▶ [BRIEF]
Reproduce the entire listing below line for line without changing anything, and leave out the pictures.

▶ [SUPPLIED ENTRIES]
※ ※ ※
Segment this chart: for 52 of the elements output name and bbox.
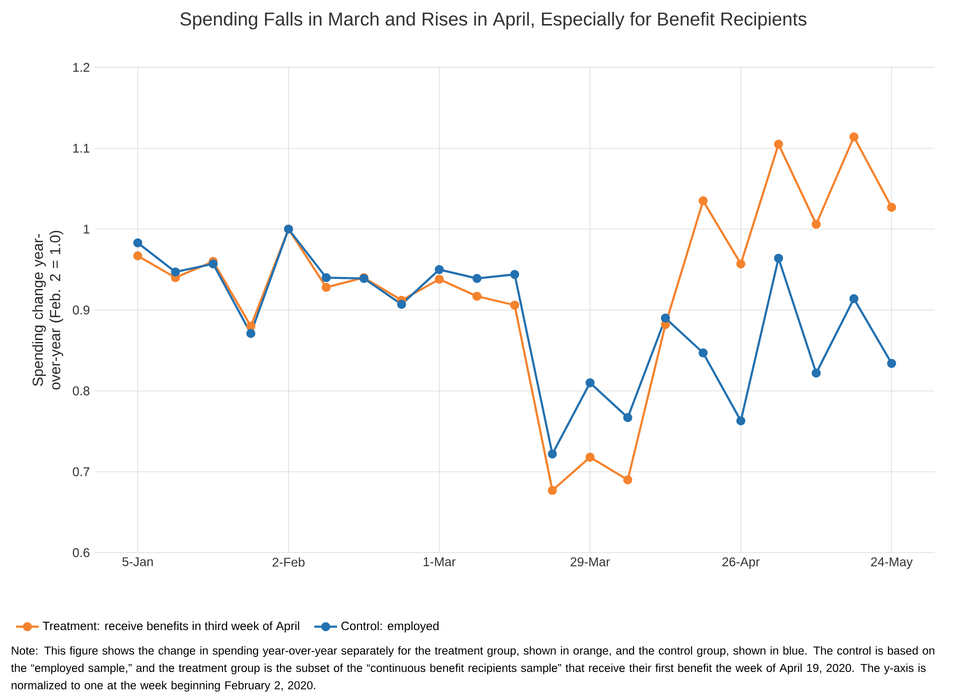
point: [434, 265, 444, 274]
point: [133, 251, 142, 260]
point: [586, 452, 595, 462]
y-tick-label: 0.6: [72, 548, 90, 558]
point: [510, 270, 520, 279]
point: [548, 486, 557, 495]
point: [774, 254, 784, 263]
point: [322, 273, 331, 282]
y-tick-label: 0.8: [72, 386, 90, 396]
point: [849, 132, 858, 142]
y-tick-label: 1: [84, 224, 90, 234]
point: [170, 267, 180, 277]
point: [623, 475, 632, 484]
x-tick-label: 1-Mar: [424, 557, 456, 566]
text: Note: This figure shows the change in spending year-over-year separately for the treatment group, shown in orange, and the control group, shown in blue. The control is based on the “employed sample,” and the treatment group is the subset of the “continuous benefit recipients sample” that receive their first benefit the week of April 19, 2020. The y-axis is normalized to one at the week beginning February 2, 2020.: [11, 646, 934, 692]
point: [623, 413, 632, 422]
point: [698, 196, 708, 206]
point: [322, 282, 331, 292]
y-tick-label: 0.9: [72, 306, 90, 314]
point: [397, 300, 406, 309]
point: [812, 368, 821, 378]
x-tick-label: 29-Mar: [570, 557, 610, 566]
x-tick-label: 24-May: [871, 557, 913, 569]
point: [208, 259, 218, 268]
chart-title: Spending Falls in March and Rises in April, Especially for Benefit Recipients: [180, 12, 806, 30]
point: [510, 300, 520, 310]
point: [849, 294, 858, 304]
point: [698, 348, 708, 358]
point: [472, 274, 482, 283]
point: [586, 378, 595, 388]
point: [736, 416, 746, 426]
point: [736, 259, 746, 268]
legend-label: Treatment: receive benefits in third week of April: [42, 621, 300, 633]
point: [246, 322, 256, 331]
x-tick-label: 5-Jan: [122, 557, 153, 566]
point: [660, 314, 670, 323]
point: [774, 140, 784, 149]
point: [812, 220, 821, 229]
point: [246, 328, 256, 338]
point: [472, 292, 482, 301]
legend-label: Control: employed: [341, 621, 439, 633]
point: [434, 274, 444, 284]
point: [887, 202, 896, 212]
point: [133, 238, 142, 248]
y-tick-label: 1.1: [73, 144, 90, 153]
point: [548, 449, 557, 459]
y-tick-label: 0.7: [72, 467, 90, 476]
x-tick-label: 2-Feb: [272, 557, 305, 567]
y-tick-label: 1.2: [73, 62, 90, 72]
point: [887, 358, 896, 368]
x-tick-label: 26-Apr: [722, 557, 760, 569]
y-axis-title: Spending change year-over-year (Feb. 2 = 1.0): [32, 230, 64, 390]
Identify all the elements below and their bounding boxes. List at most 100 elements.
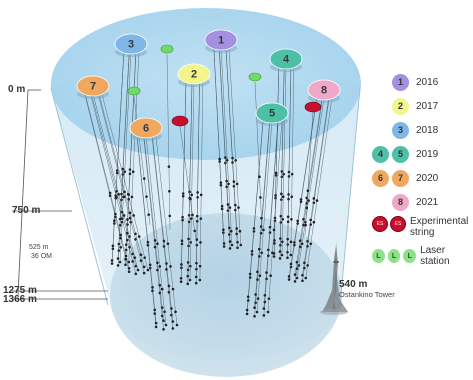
※ ※ ※
▶ [ANSWER TO THIS TASK]
Segment this chart: for 52 of the elements output name and bbox.
point: [434, 265, 444, 274]
point: [133, 251, 142, 260]
point: [586, 452, 595, 462]
y-tick-label: 0.6: [72, 548, 90, 558]
point: [510, 270, 520, 279]
point: [548, 486, 557, 495]
point: [774, 254, 784, 263]
point: [322, 273, 331, 282]
y-tick-label: 0.8: [72, 386, 90, 396]
point: [849, 132, 858, 142]
y-tick-label: 1: [84, 224, 90, 234]
point: [170, 267, 180, 277]
point: [623, 475, 632, 484]
x-tick-label: 1-Mar: [424, 557, 456, 566]
text: Note: This figure shows the change in spending year-over-year separately for the treatment group, shown in orange, and the control group, shown in blue. The control is based on the “employed sample,” and the treatment group is the subset of the “continuous benefit recipients sample” that receive their first benefit the week of April 19, 2020. The y-axis is normalized to one at the week beginning February 2, 2020.: [11, 646, 934, 692]
point: [623, 413, 632, 422]
point: [698, 196, 708, 206]
point: [322, 282, 331, 292]
y-tick-label: 0.9: [72, 306, 90, 314]
point: [397, 300, 406, 309]
point: [812, 368, 821, 378]
x-tick-label: 29-Mar: [570, 557, 610, 566]
x-tick-label: 24-May: [871, 557, 913, 569]
point: [208, 259, 218, 268]
chart-title: Spending Falls in March and Rises in April, Especially for Benefit Recipients: [180, 12, 806, 30]
point: [510, 300, 520, 310]
point: [849, 294, 858, 304]
point: [698, 348, 708, 358]
point: [472, 274, 482, 283]
point: [586, 378, 595, 388]
point: [736, 416, 746, 426]
point: [736, 259, 746, 268]
legend-label: Treatment: receive benefits in third week of April: [42, 621, 300, 633]
point: [246, 322, 256, 331]
x-tick-label: 5-Jan: [122, 557, 153, 566]
point: [660, 314, 670, 323]
point: [774, 140, 784, 149]
point: [812, 220, 821, 229]
point: [246, 328, 256, 338]
point: [472, 292, 482, 301]
legend-label: Control: employed: [341, 621, 439, 633]
point: [434, 274, 444, 284]
point: [887, 202, 896, 212]
point: [133, 238, 142, 248]
y-tick-label: 1.1: [73, 144, 90, 153]
point: [548, 449, 557, 459]
y-tick-label: 0.7: [72, 467, 90, 476]
x-tick-label: 2-Feb: [272, 557, 305, 567]
y-tick-label: 1.2: [73, 62, 90, 72]
point: [887, 358, 896, 368]
x-tick-label: 26-Apr: [722, 557, 760, 569]
y-axis-title: Spending change year-over-year (Feb. 2 = 1.0): [32, 230, 64, 390]
Identify all the elements below and their bounding boxes. List at most 100 elements.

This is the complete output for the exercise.